» **Direction**
Single out the lines of the material that contain "punto" and copy them.

» **Records shown**

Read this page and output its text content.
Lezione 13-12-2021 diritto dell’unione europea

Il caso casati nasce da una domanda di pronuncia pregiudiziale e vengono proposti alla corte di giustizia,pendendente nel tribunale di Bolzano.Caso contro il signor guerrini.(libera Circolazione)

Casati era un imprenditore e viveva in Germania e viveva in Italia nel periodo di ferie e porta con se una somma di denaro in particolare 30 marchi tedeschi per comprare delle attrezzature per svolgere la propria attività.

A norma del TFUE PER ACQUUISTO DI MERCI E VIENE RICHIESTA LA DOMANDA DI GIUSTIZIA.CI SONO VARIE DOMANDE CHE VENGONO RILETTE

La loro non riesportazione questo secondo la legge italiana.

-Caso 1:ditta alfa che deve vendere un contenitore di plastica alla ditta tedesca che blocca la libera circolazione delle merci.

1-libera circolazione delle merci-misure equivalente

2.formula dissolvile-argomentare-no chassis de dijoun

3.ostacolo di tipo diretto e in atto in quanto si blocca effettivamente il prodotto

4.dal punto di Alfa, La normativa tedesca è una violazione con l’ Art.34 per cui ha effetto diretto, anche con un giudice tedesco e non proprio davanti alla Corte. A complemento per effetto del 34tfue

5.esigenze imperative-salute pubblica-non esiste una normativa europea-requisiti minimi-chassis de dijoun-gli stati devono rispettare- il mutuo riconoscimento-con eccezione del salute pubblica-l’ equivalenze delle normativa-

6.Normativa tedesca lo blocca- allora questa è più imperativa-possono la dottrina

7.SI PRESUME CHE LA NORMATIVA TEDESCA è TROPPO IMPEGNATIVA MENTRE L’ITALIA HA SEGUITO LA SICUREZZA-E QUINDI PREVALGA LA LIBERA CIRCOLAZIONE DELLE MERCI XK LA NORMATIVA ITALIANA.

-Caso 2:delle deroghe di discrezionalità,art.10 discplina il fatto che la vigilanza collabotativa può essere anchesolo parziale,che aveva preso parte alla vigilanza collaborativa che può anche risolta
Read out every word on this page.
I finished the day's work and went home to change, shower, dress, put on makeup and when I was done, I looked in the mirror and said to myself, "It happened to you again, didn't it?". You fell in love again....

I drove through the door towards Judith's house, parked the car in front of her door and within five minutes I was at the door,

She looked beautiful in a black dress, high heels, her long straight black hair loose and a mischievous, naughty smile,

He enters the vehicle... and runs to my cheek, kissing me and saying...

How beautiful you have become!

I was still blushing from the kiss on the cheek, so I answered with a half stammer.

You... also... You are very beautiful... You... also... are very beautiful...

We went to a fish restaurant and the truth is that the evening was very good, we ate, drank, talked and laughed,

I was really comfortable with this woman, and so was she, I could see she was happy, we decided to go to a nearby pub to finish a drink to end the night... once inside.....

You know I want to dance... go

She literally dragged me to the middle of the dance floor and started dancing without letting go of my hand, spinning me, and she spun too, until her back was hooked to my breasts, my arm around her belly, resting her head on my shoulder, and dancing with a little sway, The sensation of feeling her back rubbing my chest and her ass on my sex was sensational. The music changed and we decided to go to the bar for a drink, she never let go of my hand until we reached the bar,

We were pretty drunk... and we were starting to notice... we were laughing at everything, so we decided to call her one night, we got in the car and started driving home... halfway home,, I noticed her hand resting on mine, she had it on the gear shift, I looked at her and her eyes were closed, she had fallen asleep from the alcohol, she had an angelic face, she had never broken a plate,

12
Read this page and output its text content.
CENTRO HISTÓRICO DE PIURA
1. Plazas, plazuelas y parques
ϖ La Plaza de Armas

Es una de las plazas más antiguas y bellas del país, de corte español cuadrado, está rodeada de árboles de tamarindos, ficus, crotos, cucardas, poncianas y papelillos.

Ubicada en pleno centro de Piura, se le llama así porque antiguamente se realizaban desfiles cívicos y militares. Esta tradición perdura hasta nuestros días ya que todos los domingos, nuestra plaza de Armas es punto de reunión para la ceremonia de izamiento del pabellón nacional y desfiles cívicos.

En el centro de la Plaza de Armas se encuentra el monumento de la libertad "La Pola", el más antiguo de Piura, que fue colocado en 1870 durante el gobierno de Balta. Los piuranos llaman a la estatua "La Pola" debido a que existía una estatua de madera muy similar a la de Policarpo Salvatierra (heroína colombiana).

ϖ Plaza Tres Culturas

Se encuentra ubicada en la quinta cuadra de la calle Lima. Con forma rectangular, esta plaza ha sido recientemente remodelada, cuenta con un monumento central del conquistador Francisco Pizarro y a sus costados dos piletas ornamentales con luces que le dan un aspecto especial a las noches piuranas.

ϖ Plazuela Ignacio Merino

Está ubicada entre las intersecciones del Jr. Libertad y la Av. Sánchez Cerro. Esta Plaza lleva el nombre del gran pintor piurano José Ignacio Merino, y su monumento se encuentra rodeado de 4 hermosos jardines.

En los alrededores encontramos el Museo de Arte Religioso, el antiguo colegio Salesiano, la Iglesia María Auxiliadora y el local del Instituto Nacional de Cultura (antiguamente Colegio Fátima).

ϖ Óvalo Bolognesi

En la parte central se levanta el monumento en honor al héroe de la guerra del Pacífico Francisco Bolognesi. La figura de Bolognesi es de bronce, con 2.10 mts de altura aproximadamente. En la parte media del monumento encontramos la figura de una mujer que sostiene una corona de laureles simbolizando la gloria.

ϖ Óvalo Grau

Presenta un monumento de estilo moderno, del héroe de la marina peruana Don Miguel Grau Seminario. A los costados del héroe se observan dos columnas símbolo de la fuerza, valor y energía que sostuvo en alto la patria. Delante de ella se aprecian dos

» **Full output**
4.dal punto di Alfa, La normativa tedesca è una violazione con l’ Art.34 per cui ha effetto diretto, anche con un giudice tedesco e non proprio davanti alla Corte. A complemento per effetto del 34tfue
Ubicada en pleno centro de Piura, se le llama así porque antiguamente se realizaban desfiles cívicos y militares. Esta tradición perdura hasta nuestros días ya que todos los domingos, nuestra plaza de Armas es punto de reunión para la ceremonia de izamiento del pabellón nacional y desfiles cívicos.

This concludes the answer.